[TASK DIRECTIONS] Make an exact copy of all the material below, apart from the pictures.

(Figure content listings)
▼

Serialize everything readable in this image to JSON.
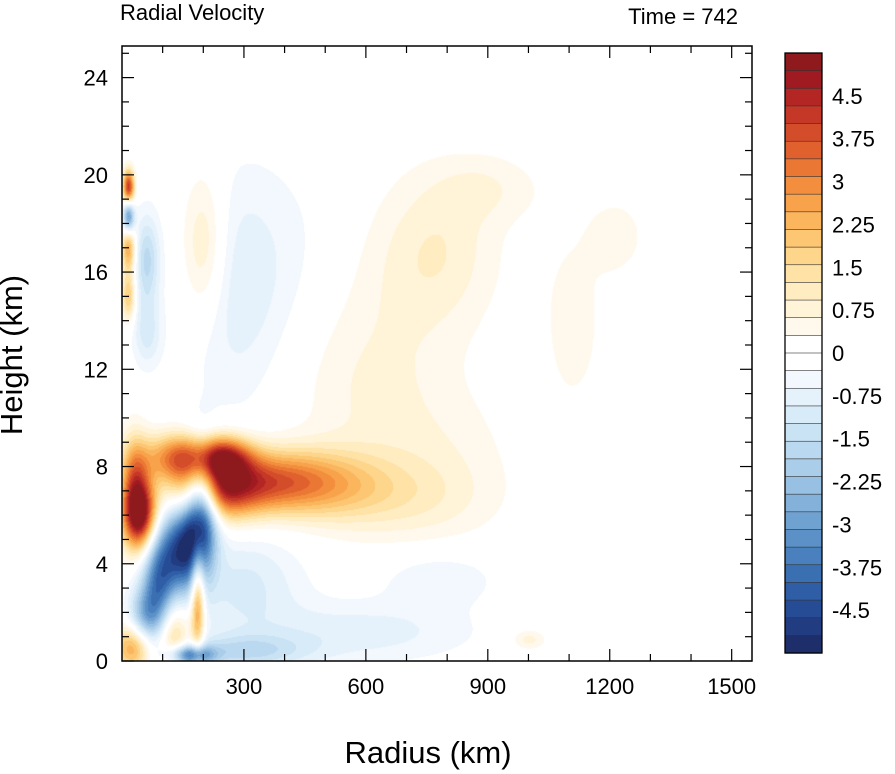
{
  "chart_data": {
    "type": "heatmap",
    "title": "Radial Velocity",
    "subtitle": "Time = 742",
    "xlabel": "Radius (km)",
    "ylabel": "Height (km)",
    "xlim": [
      0,
      1550
    ],
    "ylim": [
      0,
      25.3
    ],
    "x_ticks": [
      300,
      600,
      900,
      1200,
      1500
    ],
    "y_ticks": [
      0,
      4,
      8,
      12,
      16,
      20,
      24
    ],
    "colorbar": {
      "range": [
        -5.25,
        5.25
      ],
      "ticks": [
        4.5,
        3.75,
        3,
        2.25,
        1.5,
        0.75,
        0,
        -0.75,
        -1.5,
        -2.25,
        -3,
        -3.75,
        -4.5
      ],
      "colors": [
        "#1e2e6a",
        "#223c82",
        "#264c96",
        "#2f5ea6",
        "#3a6fb2",
        "#4a80bd",
        "#5b91c7",
        "#6fa1d1",
        "#84b1da",
        "#98c0e2",
        "#aacde9",
        "#bad8ef",
        "#c9e2f4",
        "#d8ebf8",
        "#e6f2fb",
        "#f2f8fd",
        "#ffffff",
        "#ffffff",
        "#fff9ed",
        "#fff3d8",
        "#ffecc0",
        "#fee2a6",
        "#fdd58b",
        "#fcc672",
        "#fab55d",
        "#f8a24b",
        "#f28e3d",
        "#ea7834",
        "#e0612d",
        "#d44d2a",
        "#c53827",
        "#b42624",
        "#a01b21",
        "#8e1a1e"
      ]
    },
    "features": [
      {
        "r": 45,
        "z": 6.0,
        "sr": 30,
        "sz": 1.0,
        "v": 4.6
      },
      {
        "r": 30,
        "z": 7.2,
        "sr": 25,
        "sz": 1.4,
        "v": 2.8
      },
      {
        "r": 150,
        "z": 8.4,
        "sr": 70,
        "sz": 0.7,
        "v": 3.3
      },
      {
        "r": 230,
        "z": 7.1,
        "sr": 75,
        "sz": 0.9,
        "v": 3.8
      },
      {
        "r": 250,
        "z": 8.4,
        "sr": 50,
        "sz": 0.6,
        "v": 3.0
      },
      {
        "r": 360,
        "z": 7.4,
        "sr": 100,
        "sz": 0.9,
        "v": 2.6
      },
      {
        "r": 500,
        "z": 7.3,
        "sr": 110,
        "sz": 1.0,
        "v": 1.6
      },
      {
        "r": 680,
        "z": 6.6,
        "sr": 150,
        "sz": 1.2,
        "v": 0.7
      },
      {
        "r": 90,
        "z": 3.0,
        "sr": 30,
        "sz": 1.8,
        "v": -3.8
      },
      {
        "r": 50,
        "z": 1.7,
        "sr": 28,
        "sz": 0.9,
        "v": -1.9
      },
      {
        "r": 150,
        "z": 4.6,
        "sr": 35,
        "sz": 1.3,
        "v": -4.2
      },
      {
        "r": 195,
        "z": 6.3,
        "sr": 28,
        "sz": 1.6,
        "v": -4.7
      },
      {
        "r": 120,
        "z": 1.0,
        "sr": 30,
        "sz": 1.3,
        "v": 2.6
      },
      {
        "r": 30,
        "z": 0.6,
        "sr": 35,
        "sz": 0.7,
        "v": 3.0
      },
      {
        "r": 185,
        "z": 2.6,
        "sr": 12,
        "sz": 1.6,
        "v": 3.2
      },
      {
        "r": 165,
        "z": 0.25,
        "sr": 40,
        "sz": 0.3,
        "v": -3.6
      },
      {
        "r": 300,
        "z": 0.4,
        "sr": 110,
        "sz": 0.5,
        "v": -1.4
      },
      {
        "r": 580,
        "z": 1.2,
        "sr": 200,
        "sz": 0.9,
        "v": -0.8
      },
      {
        "r": 300,
        "z": 3.2,
        "sr": 100,
        "sz": 1.5,
        "v": -1.0
      },
      {
        "r": 15,
        "z": 19.5,
        "sr": 10,
        "sz": 0.5,
        "v": 4.3
      },
      {
        "r": 15,
        "z": 18.3,
        "sr": 10,
        "sz": 0.5,
        "v": -3.4
      },
      {
        "r": 15,
        "z": 17.0,
        "sr": 12,
        "sz": 0.7,
        "v": 2.6
      },
      {
        "r": 15,
        "z": 15.0,
        "sr": 12,
        "sz": 0.7,
        "v": 2.0
      },
      {
        "r": 60,
        "z": 16.5,
        "sr": 22,
        "sz": 1.3,
        "v": -1.6
      },
      {
        "r": 60,
        "z": 13.5,
        "sr": 25,
        "sz": 1.0,
        "v": -1.0
      },
      {
        "r": 200,
        "z": 17.0,
        "sr": 40,
        "sz": 2.2,
        "v": 1.3
      },
      {
        "r": 270,
        "z": 15.0,
        "sr": 90,
        "sz": 3.5,
        "v": -0.7
      },
      {
        "r": 430,
        "z": 16.5,
        "sr": 150,
        "sz": 3.0,
        "v": -0.5
      },
      {
        "r": 620,
        "z": 15.5,
        "sr": 160,
        "sz": 3.0,
        "v": 0.5
      },
      {
        "r": 780,
        "z": 17.0,
        "sr": 100,
        "sz": 2.2,
        "v": 0.7
      },
      {
        "r": 900,
        "z": 19.5,
        "sr": 90,
        "sz": 1.0,
        "v": 0.5
      },
      {
        "r": 1110,
        "z": 14.0,
        "sr": 70,
        "sz": 3.5,
        "v": 0.4
      },
      {
        "r": 1220,
        "z": 17.5,
        "sr": 45,
        "sz": 1.0,
        "v": 0.5
      },
      {
        "r": 600,
        "z": 11.0,
        "sr": 130,
        "sz": 2.5,
        "v": 0.5
      },
      {
        "r": 780,
        "z": 8.5,
        "sr": 130,
        "sz": 2.0,
        "v": 0.45
      },
      {
        "r": 780,
        "z": 3.4,
        "sr": 100,
        "sz": 0.8,
        "v": -0.6
      },
      {
        "r": 1000,
        "z": 0.9,
        "sr": 30,
        "sz": 0.3,
        "v": 0.8
      }
    ],
    "grid": false
  }
}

▲

[RESULT BELOW]
Serialize everything readable in this image to JSON.
{
  "chart_data": {
    "type": "heatmap",
    "title": "Radial Velocity",
    "subtitle": "Time = 742",
    "xlabel": "Radius (km)",
    "ylabel": "Height (km)",
    "xlim": [
      0,
      1550
    ],
    "ylim": [
      0,
      25.3
    ],
    "x_ticks": [
      300,
      600,
      900,
      1200,
      1500
    ],
    "y_ticks": [
      0,
      4,
      8,
      12,
      16,
      20,
      24
    ],
    "colorbar": {
      "range": [
        -5.25,
        5.25
      ],
      "ticks": [
        4.5,
        3.75,
        3,
        2.25,
        1.5,
        0.75,
        0,
        -0.75,
        -1.5,
        -2.25,
        -3,
        -3.75,
        -4.5
      ],
      "colors": [
        "#1e2e6a",
        "#223c82",
        "#264c96",
        "#2f5ea6",
        "#3a6fb2",
        "#4a80bd",
        "#5b91c7",
        "#6fa1d1",
        "#84b1da",
        "#98c0e2",
        "#aacde9",
        "#bad8ef",
        "#c9e2f4",
        "#d8ebf8",
        "#e6f2fb",
        "#f2f8fd",
        "#ffffff",
        "#ffffff",
        "#fff9ed",
        "#fff3d8",
        "#ffecc0",
        "#fee2a6",
        "#fdd58b",
        "#fcc672",
        "#fab55d",
        "#f8a24b",
        "#f28e3d",
        "#ea7834",
        "#e0612d",
        "#d44d2a",
        "#c53827",
        "#b42624",
        "#a01b21",
        "#8e1a1e"
      ]
    },
    "features": [
      {
        "r": 45,
        "z": 6.0,
        "sr": 30,
        "sz": 1.0,
        "v": 4.6
      },
      {
        "r": 30,
        "z": 7.2,
        "sr": 25,
        "sz": 1.4,
        "v": 2.8
      },
      {
        "r": 150,
        "z": 8.4,
        "sr": 70,
        "sz": 0.7,
        "v": 3.3
      },
      {
        "r": 230,
        "z": 7.1,
        "sr": 75,
        "sz": 0.9,
        "v": 3.8
      },
      {
        "r": 250,
        "z": 8.4,
        "sr": 50,
        "sz": 0.6,
        "v": 3.0
      },
      {
        "r": 360,
        "z": 7.4,
        "sr": 100,
        "sz": 0.9,
        "v": 2.6
      },
      {
        "r": 500,
        "z": 7.3,
        "sr": 110,
        "sz": 1.0,
        "v": 1.6
      },
      {
        "r": 680,
        "z": 6.6,
        "sr": 150,
        "sz": 1.2,
        "v": 0.7
      },
      {
        "r": 90,
        "z": 3.0,
        "sr": 30,
        "sz": 1.8,
        "v": -3.8
      },
      {
        "r": 50,
        "z": 1.7,
        "sr": 28,
        "sz": 0.9,
        "v": -1.9
      },
      {
        "r": 150,
        "z": 4.6,
        "sr": 35,
        "sz": 1.3,
        "v": -4.2
      },
      {
        "r": 195,
        "z": 6.3,
        "sr": 28,
        "sz": 1.6,
        "v": -4.7
      },
      {
        "r": 120,
        "z": 1.0,
        "sr": 30,
        "sz": 1.3,
        "v": 2.6
      },
      {
        "r": 30,
        "z": 0.6,
        "sr": 35,
        "sz": 0.7,
        "v": 3.0
      },
      {
        "r": 185,
        "z": 2.6,
        "sr": 12,
        "sz": 1.6,
        "v": 3.2
      },
      {
        "r": 165,
        "z": 0.25,
        "sr": 40,
        "sz": 0.3,
        "v": -3.6
      },
      {
        "r": 300,
        "z": 0.4,
        "sr": 110,
        "sz": 0.5,
        "v": -1.4
      },
      {
        "r": 580,
        "z": 1.2,
        "sr": 200,
        "sz": 0.9,
        "v": -0.8
      },
      {
        "r": 300,
        "z": 3.2,
        "sr": 100,
        "sz": 1.5,
        "v": -1.0
      },
      {
        "r": 15,
        "z": 19.5,
        "sr": 10,
        "sz": 0.5,
        "v": 4.3
      },
      {
        "r": 15,
        "z": 18.3,
        "sr": 10,
        "sz": 0.5,
        "v": -3.4
      },
      {
        "r": 15,
        "z": 17.0,
        "sr": 12,
        "sz": 0.7,
        "v": 2.6
      },
      {
        "r": 15,
        "z": 15.0,
        "sr": 12,
        "sz": 0.7,
        "v": 2.0
      },
      {
        "r": 60,
        "z": 16.5,
        "sr": 22,
        "sz": 1.3,
        "v": -1.6
      },
      {
        "r": 60,
        "z": 13.5,
        "sr": 25,
        "sz": 1.0,
        "v": -1.0
      },
      {
        "r": 200,
        "z": 17.0,
        "sr": 40,
        "sz": 2.2,
        "v": 1.3
      },
      {
        "r": 270,
        "z": 15.0,
        "sr": 90,
        "sz": 3.5,
        "v": -0.7
      },
      {
        "r": 430,
        "z": 16.5,
        "sr": 150,
        "sz": 3.0,
        "v": -0.5
      },
      {
        "r": 620,
        "z": 15.5,
        "sr": 160,
        "sz": 3.0,
        "v": 0.5
      },
      {
        "r": 780,
        "z": 17.0,
        "sr": 100,
        "sz": 2.2,
        "v": 0.7
      },
      {
        "r": 900,
        "z": 19.5,
        "sr": 90,
        "sz": 1.0,
        "v": 0.5
      },
      {
        "r": 1110,
        "z": 14.0,
        "sr": 70,
        "sz": 3.5,
        "v": 0.4
      },
      {
        "r": 1220,
        "z": 17.5,
        "sr": 45,
        "sz": 1.0,
        "v": 0.5
      },
      {
        "r": 600,
        "z": 11.0,
        "sr": 130,
        "sz": 2.5,
        "v": 0.5
      },
      {
        "r": 780,
        "z": 8.5,
        "sr": 130,
        "sz": 2.0,
        "v": 0.45
      },
      {
        "r": 780,
        "z": 3.4,
        "sr": 100,
        "sz": 0.8,
        "v": -0.6
      },
      {
        "r": 1000,
        "z": 0.9,
        "sr": 30,
        "sz": 0.3,
        "v": 0.8
      }
    ],
    "grid": false
  }
}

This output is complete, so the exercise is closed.